[TASK BRIEF]: Will you print the material below without altering a single character?
******************************
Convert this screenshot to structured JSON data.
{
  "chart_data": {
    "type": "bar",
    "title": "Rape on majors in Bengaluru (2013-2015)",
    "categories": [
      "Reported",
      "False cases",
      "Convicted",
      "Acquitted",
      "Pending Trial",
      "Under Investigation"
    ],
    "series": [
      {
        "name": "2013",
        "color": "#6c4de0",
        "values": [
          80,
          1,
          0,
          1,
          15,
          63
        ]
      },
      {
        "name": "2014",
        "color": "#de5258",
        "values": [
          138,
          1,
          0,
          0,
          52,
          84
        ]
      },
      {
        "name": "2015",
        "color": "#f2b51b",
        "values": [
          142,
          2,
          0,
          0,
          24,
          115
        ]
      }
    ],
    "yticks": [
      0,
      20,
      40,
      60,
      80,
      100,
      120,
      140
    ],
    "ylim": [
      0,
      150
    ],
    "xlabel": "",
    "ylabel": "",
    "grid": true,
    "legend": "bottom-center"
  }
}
******************************
[FULL SOLUTION]:
Convert this screenshot to structured JSON data.
{
  "chart_data": {
    "type": "bar",
    "title": "Rape on majors in Bengaluru (2013-2015)",
    "categories": [
      "Reported",
      "False cases",
      "Convicted",
      "Acquitted",
      "Pending Trial",
      "Under Investigation"
    ],
    "series": [
      {
        "name": "2013",
        "color": "#6c4de0",
        "values": [
          80,
          1,
          0,
          1,
          15,
          63
        ]
      },
      {
        "name": "2014",
        "color": "#de5258",
        "values": [
          138,
          1,
          0,
          0,
          52,
          84
        ]
      },
      {
        "name": "2015",
        "color": "#f2b51b",
        "values": [
          142,
          2,
          0,
          0,
          24,
          115
        ]
      }
    ],
    "yticks": [
      0,
      20,
      40,
      60,
      80,
      100,
      120,
      140
    ],
    "ylim": [
      0,
      150
    ],
    "xlabel": "",
    "ylabel": "",
    "grid": true,
    "legend": "bottom-center"
  }
}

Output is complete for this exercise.